-- BEGIN Records --

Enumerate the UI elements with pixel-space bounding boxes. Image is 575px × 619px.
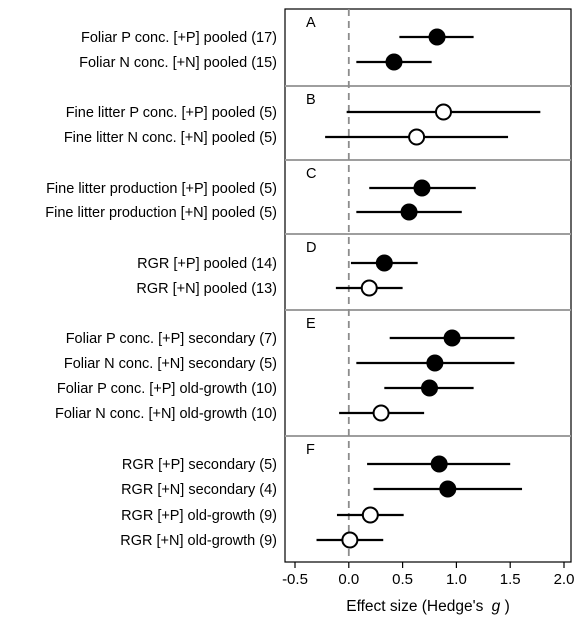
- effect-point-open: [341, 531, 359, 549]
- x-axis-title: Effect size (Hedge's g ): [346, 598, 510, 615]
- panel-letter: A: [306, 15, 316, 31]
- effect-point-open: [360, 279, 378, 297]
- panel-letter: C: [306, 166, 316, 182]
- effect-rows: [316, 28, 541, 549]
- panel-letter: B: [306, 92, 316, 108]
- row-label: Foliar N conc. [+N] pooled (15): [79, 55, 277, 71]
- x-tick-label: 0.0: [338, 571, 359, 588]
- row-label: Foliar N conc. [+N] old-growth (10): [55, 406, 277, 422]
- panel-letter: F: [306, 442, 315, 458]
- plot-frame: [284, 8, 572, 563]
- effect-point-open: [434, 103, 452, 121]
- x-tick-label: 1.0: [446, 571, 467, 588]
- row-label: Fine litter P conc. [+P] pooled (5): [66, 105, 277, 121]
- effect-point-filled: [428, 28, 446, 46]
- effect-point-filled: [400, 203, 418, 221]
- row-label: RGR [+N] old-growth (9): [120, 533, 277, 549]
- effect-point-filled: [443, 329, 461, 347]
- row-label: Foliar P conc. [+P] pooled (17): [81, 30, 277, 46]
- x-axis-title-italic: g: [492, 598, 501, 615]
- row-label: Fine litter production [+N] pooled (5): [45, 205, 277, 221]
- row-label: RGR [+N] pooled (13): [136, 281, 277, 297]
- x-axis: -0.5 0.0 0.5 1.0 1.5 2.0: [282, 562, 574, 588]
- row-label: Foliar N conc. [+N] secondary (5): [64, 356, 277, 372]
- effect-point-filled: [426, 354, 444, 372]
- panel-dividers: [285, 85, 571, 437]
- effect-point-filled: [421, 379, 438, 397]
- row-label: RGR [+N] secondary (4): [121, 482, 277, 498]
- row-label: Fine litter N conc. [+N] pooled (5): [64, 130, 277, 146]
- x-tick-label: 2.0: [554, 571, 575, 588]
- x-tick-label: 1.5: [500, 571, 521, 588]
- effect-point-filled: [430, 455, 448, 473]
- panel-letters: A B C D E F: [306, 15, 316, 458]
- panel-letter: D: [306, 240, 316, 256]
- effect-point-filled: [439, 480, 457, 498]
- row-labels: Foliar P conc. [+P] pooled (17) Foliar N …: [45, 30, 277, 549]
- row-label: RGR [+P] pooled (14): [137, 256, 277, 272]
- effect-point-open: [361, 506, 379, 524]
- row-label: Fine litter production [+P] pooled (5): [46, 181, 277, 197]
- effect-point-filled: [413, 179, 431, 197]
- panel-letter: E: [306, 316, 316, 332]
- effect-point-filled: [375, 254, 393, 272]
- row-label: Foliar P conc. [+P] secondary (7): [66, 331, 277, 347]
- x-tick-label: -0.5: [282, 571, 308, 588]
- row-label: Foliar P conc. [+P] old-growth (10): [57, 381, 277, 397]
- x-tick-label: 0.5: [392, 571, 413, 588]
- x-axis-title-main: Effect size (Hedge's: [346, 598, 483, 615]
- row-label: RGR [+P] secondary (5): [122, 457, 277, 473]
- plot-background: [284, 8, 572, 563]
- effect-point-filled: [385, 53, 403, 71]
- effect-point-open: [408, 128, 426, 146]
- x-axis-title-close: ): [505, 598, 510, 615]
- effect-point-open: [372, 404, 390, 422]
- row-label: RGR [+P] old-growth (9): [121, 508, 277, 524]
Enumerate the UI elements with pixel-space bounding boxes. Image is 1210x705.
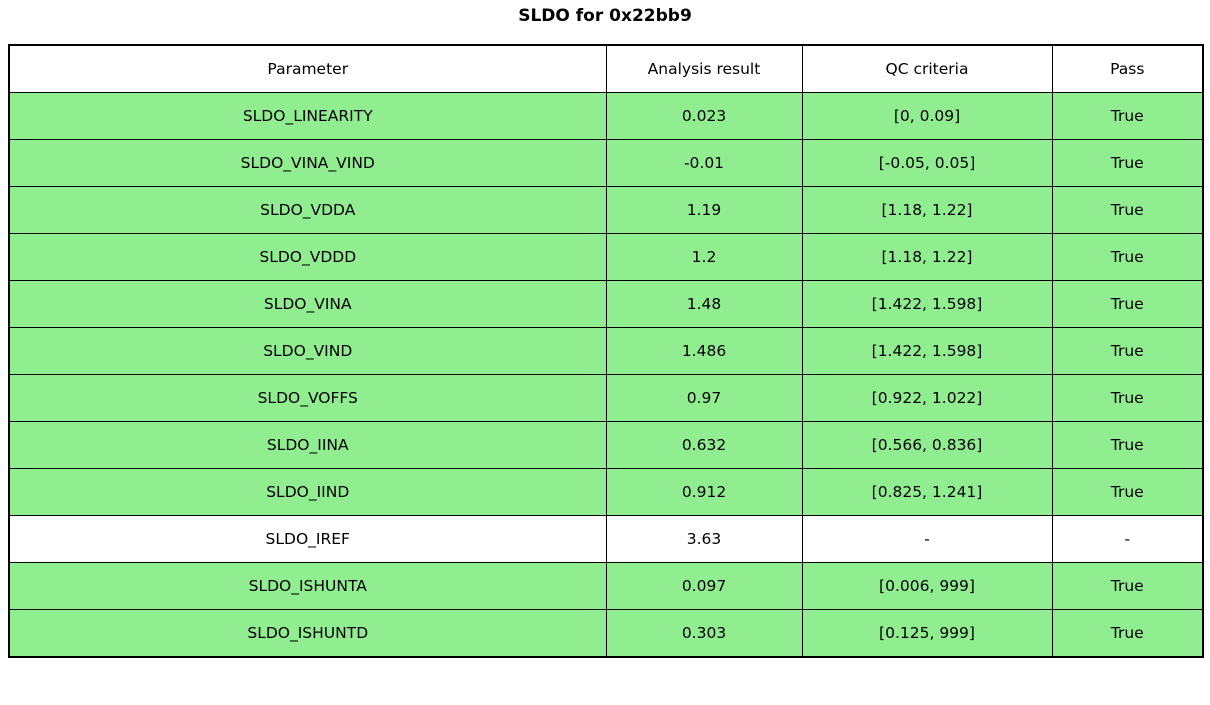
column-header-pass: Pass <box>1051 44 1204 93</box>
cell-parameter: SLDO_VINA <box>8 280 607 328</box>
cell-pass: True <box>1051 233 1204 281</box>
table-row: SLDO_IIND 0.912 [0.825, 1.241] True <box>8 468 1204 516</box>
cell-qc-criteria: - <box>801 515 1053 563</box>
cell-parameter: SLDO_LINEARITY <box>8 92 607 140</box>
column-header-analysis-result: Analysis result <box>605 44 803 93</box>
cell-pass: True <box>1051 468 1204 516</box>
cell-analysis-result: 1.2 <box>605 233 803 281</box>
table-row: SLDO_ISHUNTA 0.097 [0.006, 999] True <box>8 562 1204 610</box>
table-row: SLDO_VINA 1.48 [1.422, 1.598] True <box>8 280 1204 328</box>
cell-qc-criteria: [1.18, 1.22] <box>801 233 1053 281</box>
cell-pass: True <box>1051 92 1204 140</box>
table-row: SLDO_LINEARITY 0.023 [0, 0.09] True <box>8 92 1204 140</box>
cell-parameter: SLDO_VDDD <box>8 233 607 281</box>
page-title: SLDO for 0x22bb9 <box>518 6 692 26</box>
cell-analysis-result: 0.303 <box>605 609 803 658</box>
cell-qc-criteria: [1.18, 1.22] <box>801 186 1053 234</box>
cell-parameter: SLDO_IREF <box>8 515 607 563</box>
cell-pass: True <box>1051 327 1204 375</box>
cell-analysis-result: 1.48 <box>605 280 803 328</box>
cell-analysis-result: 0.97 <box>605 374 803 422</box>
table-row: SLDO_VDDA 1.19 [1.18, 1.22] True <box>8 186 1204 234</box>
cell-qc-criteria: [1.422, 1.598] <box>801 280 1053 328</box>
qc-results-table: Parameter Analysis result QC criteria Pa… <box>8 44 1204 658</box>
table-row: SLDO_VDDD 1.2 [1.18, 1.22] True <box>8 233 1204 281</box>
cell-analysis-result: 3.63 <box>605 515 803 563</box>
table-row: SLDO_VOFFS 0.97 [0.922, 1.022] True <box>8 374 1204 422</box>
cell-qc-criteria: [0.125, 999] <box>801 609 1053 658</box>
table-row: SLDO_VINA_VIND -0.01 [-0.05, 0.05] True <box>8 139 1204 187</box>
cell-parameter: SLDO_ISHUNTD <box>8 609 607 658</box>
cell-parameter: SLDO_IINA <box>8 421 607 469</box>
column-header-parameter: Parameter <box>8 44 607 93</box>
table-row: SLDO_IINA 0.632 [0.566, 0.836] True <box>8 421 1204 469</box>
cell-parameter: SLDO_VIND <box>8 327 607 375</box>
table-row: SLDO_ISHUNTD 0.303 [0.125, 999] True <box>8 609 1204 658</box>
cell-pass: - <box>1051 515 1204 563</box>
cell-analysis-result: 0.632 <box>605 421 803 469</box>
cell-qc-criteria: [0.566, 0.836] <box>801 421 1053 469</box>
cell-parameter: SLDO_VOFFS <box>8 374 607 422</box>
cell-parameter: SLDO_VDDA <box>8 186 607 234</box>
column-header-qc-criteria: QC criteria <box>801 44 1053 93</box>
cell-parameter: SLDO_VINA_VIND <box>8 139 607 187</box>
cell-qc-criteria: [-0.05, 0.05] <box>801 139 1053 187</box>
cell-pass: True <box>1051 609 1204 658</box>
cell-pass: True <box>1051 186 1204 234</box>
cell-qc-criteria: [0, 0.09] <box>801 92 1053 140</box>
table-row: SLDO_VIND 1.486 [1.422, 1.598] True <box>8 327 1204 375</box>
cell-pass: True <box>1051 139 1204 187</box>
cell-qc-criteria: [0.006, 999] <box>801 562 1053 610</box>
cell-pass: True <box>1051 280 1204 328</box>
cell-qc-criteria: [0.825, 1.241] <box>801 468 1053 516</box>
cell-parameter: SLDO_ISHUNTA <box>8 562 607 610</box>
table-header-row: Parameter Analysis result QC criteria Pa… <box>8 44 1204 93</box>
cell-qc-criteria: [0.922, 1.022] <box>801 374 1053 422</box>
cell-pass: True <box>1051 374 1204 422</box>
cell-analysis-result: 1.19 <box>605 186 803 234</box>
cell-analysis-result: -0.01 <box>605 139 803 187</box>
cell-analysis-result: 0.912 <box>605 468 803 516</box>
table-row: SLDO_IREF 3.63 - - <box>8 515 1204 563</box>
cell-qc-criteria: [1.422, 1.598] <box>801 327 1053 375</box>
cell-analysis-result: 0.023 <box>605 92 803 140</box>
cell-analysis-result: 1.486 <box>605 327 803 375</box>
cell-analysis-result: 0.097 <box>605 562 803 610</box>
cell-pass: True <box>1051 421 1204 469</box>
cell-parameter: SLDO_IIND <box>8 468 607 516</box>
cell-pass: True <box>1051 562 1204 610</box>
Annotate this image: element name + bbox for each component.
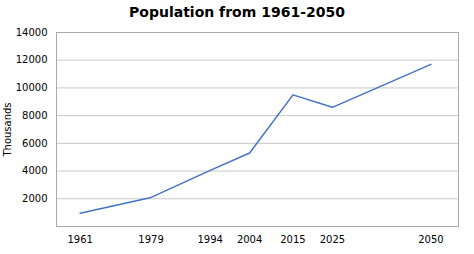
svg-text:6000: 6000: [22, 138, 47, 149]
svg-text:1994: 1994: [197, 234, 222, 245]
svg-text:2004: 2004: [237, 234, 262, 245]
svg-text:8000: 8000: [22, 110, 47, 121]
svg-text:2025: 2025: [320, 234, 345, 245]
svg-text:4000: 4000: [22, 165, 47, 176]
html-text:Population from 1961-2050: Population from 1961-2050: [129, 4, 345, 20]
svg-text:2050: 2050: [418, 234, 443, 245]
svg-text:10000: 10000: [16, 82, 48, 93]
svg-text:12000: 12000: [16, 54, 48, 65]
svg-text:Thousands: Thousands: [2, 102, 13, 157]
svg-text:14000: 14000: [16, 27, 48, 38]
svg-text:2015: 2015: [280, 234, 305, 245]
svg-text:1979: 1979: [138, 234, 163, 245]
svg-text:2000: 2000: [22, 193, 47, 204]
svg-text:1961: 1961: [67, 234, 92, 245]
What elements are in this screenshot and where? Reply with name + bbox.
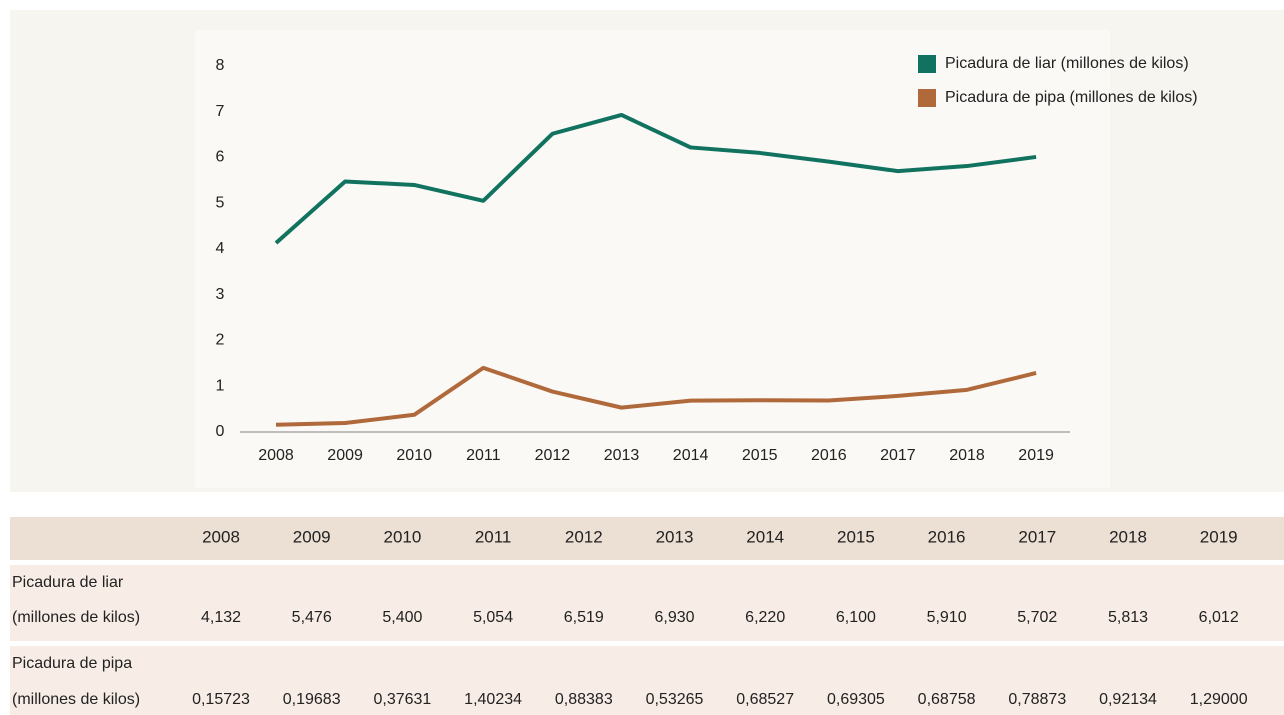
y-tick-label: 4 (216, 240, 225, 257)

-- END Records --

**Directions for this task:**
Copy out, unchanged, the part of the records that opens with the line containing "column-header-pass: Pass <box>1051" and closes with the line containing "cell-pass: True <box>1051 92 1204 140</box>".

**Finished exercise:**
column-header-pass: Pass <box>1051 44 1204 93</box>
cell-parameter: SLDO_VINA <box>8 280 607 328</box>
cell-pass: True <box>1051 233 1204 281</box>
table-row: SLDO_IIND 0.912 [0.825, 1.241] True <box>8 468 1204 516</box>
cell-qc-criteria: - <box>801 515 1053 563</box>
cell-parameter: SLDO_LINEARITY <box>8 92 607 140</box>
column-header-analysis-result: Analysis result <box>605 44 803 93</box>
cell-pass: True <box>1051 468 1204 516</box>
cell-analysis-result: 1.2 <box>605 233 803 281</box>
table-row: SLDO_ISHUNTA 0.097 [0.006, 999] True <box>8 562 1204 610</box>
table-row: SLDO_VINA 1.48 [1.422, 1.598] True <box>8 280 1204 328</box>
cell-qc-criteria: [1.18, 1.22] <box>801 233 1053 281</box>
cell-pass: True <box>1051 92 1204 140</box>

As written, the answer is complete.